··· DATA RECORDS
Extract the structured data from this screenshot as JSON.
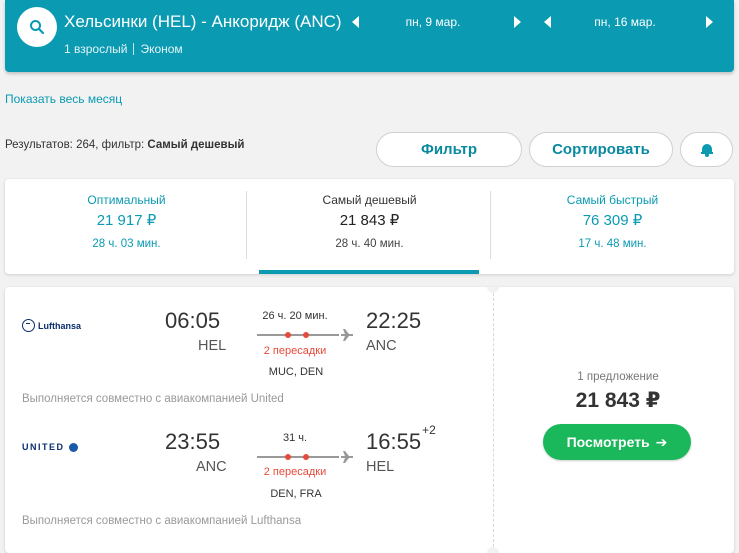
{
  "header": {
    "route": "Хельсинки (HEL) - Анкоридж (ANC)",
    "passengers": "1 взрослый",
    "cabin": "Эконом",
    "depart_date": "пн, 9 мар.",
    "return_date": "пн, 16 мар."
  },
  "month_link": "Показать весь месяц",
  "results": {
    "prefix": "Результатов: 264, фильтр:",
    "filter_value": "Самый дешевый"
  },
  "actions": {
    "filter": "Фильтр",
    "sort": "Сортировать"
  },
  "tabs": [
    {
      "title": "Оптимальный",
      "price": "21 917 ₽",
      "duration": "28 ч. 03 мин."
    },
    {
      "title": "Самый дешевый",
      "price": "21 843 ₽",
      "duration": "28 ч. 40 мин."
    },
    {
      "title": "Самый быстрый",
      "price": "76 309 ₽",
      "duration": "17 ч. 48 мин."
    }
  ],
  "flight": {
    "outbound": {
      "airline": "Lufthansa",
      "dep_time": "06:05",
      "dep_code": "HEL",
      "arr_time": "22:25",
      "arr_code": "ANC",
      "duration": "26 ч. 20 мин.",
      "stops": "2 пересадки",
      "via": "MUC, DEN",
      "codeshare": "Выполняется совместно с авиакомпанией United"
    },
    "inbound": {
      "airline": "UNITED",
      "dep_time": "23:55",
      "dep_code": "ANC",
      "arr_time": "16:55",
      "arr_day_offset": "+2",
      "arr_code": "HEL",
      "duration": "31 ч.",
      "stops": "2 пересадки",
      "via": "DEN, FRA",
      "codeshare": "Выполняется совместно с авиакомпанией Lufthansa"
    },
    "offers": "1 предложение",
    "price": "21 843 ₽",
    "view_label": "Посмотреть"
  },
  "colors": {
    "brand": "#0a9ab2",
    "stops": "#e64a3b",
    "cta": "#1bb75b"
  }
}
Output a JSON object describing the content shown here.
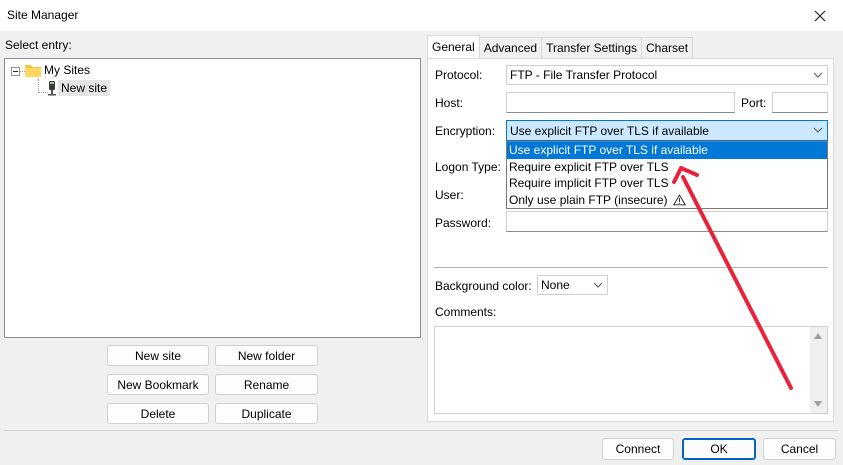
{
  "window": {
    "title": "Site Manager"
  },
  "select_entry_label": "Select entry:",
  "tree": {
    "root_label": "My Sites",
    "child_label": "New site"
  },
  "site_buttons": {
    "new_site": "New site",
    "new_folder": "New folder",
    "new_bookmark": "New Bookmark",
    "rename": "Rename",
    "delete": "Delete",
    "duplicate": "Duplicate"
  },
  "tabs": [
    "General",
    "Advanced",
    "Transfer Settings",
    "Charset"
  ],
  "general": {
    "protocol_label": "Protocol:",
    "protocol_value": "FTP - File Transfer Protocol",
    "host_label": "Host:",
    "host_value": "",
    "port_label": "Port:",
    "port_value": "",
    "encryption_label": "Encryption:",
    "encryption_value": "Use explicit FTP over TLS if available",
    "encryption_options": [
      "Use explicit FTP over TLS if available",
      "Require explicit FTP over TLS",
      "Require implicit FTP over TLS",
      "Only use plain FTP (insecure)"
    ],
    "logon_type_label": "Logon Type:",
    "user_label": "User:",
    "password_label": "Password:",
    "password_value": "",
    "background_color_label": "Background color:",
    "background_color_value": "None",
    "comments_label": "Comments:",
    "comments_value": ""
  },
  "dialog_buttons": {
    "connect": "Connect",
    "ok": "OK",
    "cancel": "Cancel"
  },
  "colors": {
    "selection_blue": "#0078d7",
    "focus_bg": "#cce8ff",
    "annotation_arrow": "#e8223a",
    "folder_yellow": "#f4c542"
  }
}
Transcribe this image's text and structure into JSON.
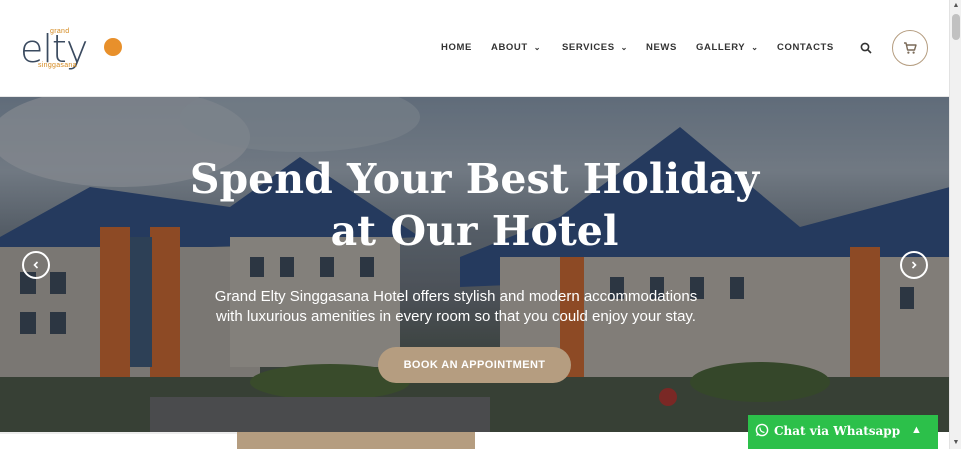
{
  "logo": {
    "top": "grand",
    "word": "elty",
    "bottom": "singgasana"
  },
  "nav": {
    "home": "HOME",
    "about": "ABOUT",
    "services": "SERVICES",
    "news": "NEWS",
    "gallery": "GALLERY",
    "contacts": "CONTACTS",
    "search_icon": "search-icon",
    "cart_icon": "cart-icon"
  },
  "hero": {
    "title_line1": "Spend Your Best Holiday",
    "title_line2": "at Our Hotel",
    "text_line1": "Grand Elty Singgasana Hotel offers stylish and modern accommodations",
    "text_line2": "with luxurious amenities in every room so that you could enjoy your stay.",
    "button": "BOOK AN APPOINTMENT",
    "prev_icon": "chevron-left-icon",
    "next_icon": "chevron-right-icon"
  },
  "whatsapp": {
    "label": "Chat via Whatsapp"
  },
  "colors": {
    "accent": "#b59d80",
    "logo_orange": "#e8902b",
    "whatsapp_green": "#2cc04a"
  }
}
······
### AIM OF THE EXERCISE
Pictures are excluded; repeat every record exactly.

### TASK SOLUTION
Extract the structured data from this screenshot as JSON.
{
  "header": {
    "route": "Хельсинки (HEL) - Анкоридж (ANC)",
    "passengers": "1 взрослый",
    "cabin": "Эконом",
    "depart_date": "пн, 9 мар.",
    "return_date": "пн, 16 мар."
  },
  "month_link": "Показать весь месяц",
  "results": {
    "prefix": "Результатов: 264, фильтр:",
    "filter_value": "Самый дешевый"
  },
  "actions": {
    "filter": "Фильтр",
    "sort": "Сортировать"
  },
  "tabs": [
    {
      "title": "Оптимальный",
      "price": "21 917 ₽",
      "duration": "28 ч. 03 мин."
    },
    {
      "title": "Самый дешевый",
      "price": "21 843 ₽",
      "duration": "28 ч. 40 мин."
    },
    {
      "title": "Самый быстрый",
      "price": "76 309 ₽",
      "duration": "17 ч. 48 мин."
    }
  ],
  "flight": {
    "outbound": {
      "airline": "Lufthansa",
      "dep_time": "06:05",
      "dep_code": "HEL",
      "arr_time": "22:25",
      "arr_code": "ANC",
      "duration": "26 ч. 20 мин.",
      "stops": "2 пересадки",
      "via": "MUC, DEN",
      "codeshare": "Выполняется совместно с авиакомпанией United"
    },
    "inbound": {
      "airline": "UNITED",
      "dep_time": "23:55",
      "dep_code": "ANC",
      "arr_time": "16:55",
      "arr_day_offset": "+2",
      "arr_code": "HEL",
      "duration": "31 ч.",
      "stops": "2 пересадки",
      "via": "DEN, FRA",
      "codeshare": "Выполняется совместно с авиакомпанией Lufthansa"
    },
    "offers": "1 предложение",
    "price": "21 843 ₽",
    "view_label": "Посмотреть"
  },
  "colors": {
    "brand": "#0a9ab2",
    "stops": "#e64a3b",
    "cta": "#1bb75b"
  }
}
Output a JSON object describing the content shown here.
{
  "window": {
    "title": "Site Manager"
  },
  "select_entry_label": "Select entry:",
  "tree": {
    "root_label": "My Sites",
    "child_label": "New site"
  },
  "site_buttons": {
    "new_site": "New site",
    "new_folder": "New folder",
    "new_bookmark": "New Bookmark",
    "rename": "Rename",
    "delete": "Delete",
    "duplicate": "Duplicate"
  },
  "tabs": [
    "General",
    "Advanced",
    "Transfer Settings",
    "Charset"
  ],
  "general": {
    "protocol_label": "Protocol:",
    "protocol_value": "FTP - File Transfer Protocol",
    "host_label": "Host:",
    "host_value": "",
    "port_label": "Port:",
    "port_value": "",
    "encryption_label": "Encryption:",
    "encryption_value": "Use explicit FTP over TLS if available",
    "encryption_options": [
      "Use explicit FTP over TLS if available",
      "Require explicit FTP over TLS",
      "Require implicit FTP over TLS",
      "Only use plain FTP (insecure)"
    ],
    "logon_type_label": "Logon Type:",
    "user_label": "User:",
    "password_label": "Password:",
    "password_value": "",
    "background_color_label": "Background color:",
    "background_color_value": "None",
    "comments_label": "Comments:",
    "comments_value": ""
  },
  "dialog_buttons": {
    "connect": "Connect",
    "ok": "OK",
    "cancel": "Cancel"
  },
  "colors": {
    "selection_blue": "#0078d7",
    "focus_bg": "#cce8ff",
    "annotation_arrow": "#e8223a",
    "folder_yellow": "#f4c542"
  }
}
Transcribe this image's text and structure into JSON.
{
  "logo": {
    "top": "grand",
    "word": "elty",
    "bottom": "singgasana"
  },
  "nav": {
    "home": "HOME",
    "about": "ABOUT",
    "services": "SERVICES",
    "news": "NEWS",
    "gallery": "GALLERY",
    "contacts": "CONTACTS",
    "search_icon": "search-icon",
    "cart_icon": "cart-icon"
  },
  "hero": {
    "title_line1": "Spend Your Best Holiday",
    "title_line2": "at Our Hotel",
    "text_line1": "Grand Elty Singgasana Hotel offers stylish and modern accommodations",
    "text_line2": "with luxurious amenities in every room so that you could enjoy your stay.",
    "button": "BOOK AN APPOINTMENT",
    "prev_icon": "chevron-left-icon",
    "next_icon": "chevron-right-icon"
  },
  "whatsapp": {
    "label": "Chat via Whatsapp"
  },
  "colors": {
    "accent": "#b59d80",
    "logo_orange": "#e8902b",
    "whatsapp_green": "#2cc04a"
  }
}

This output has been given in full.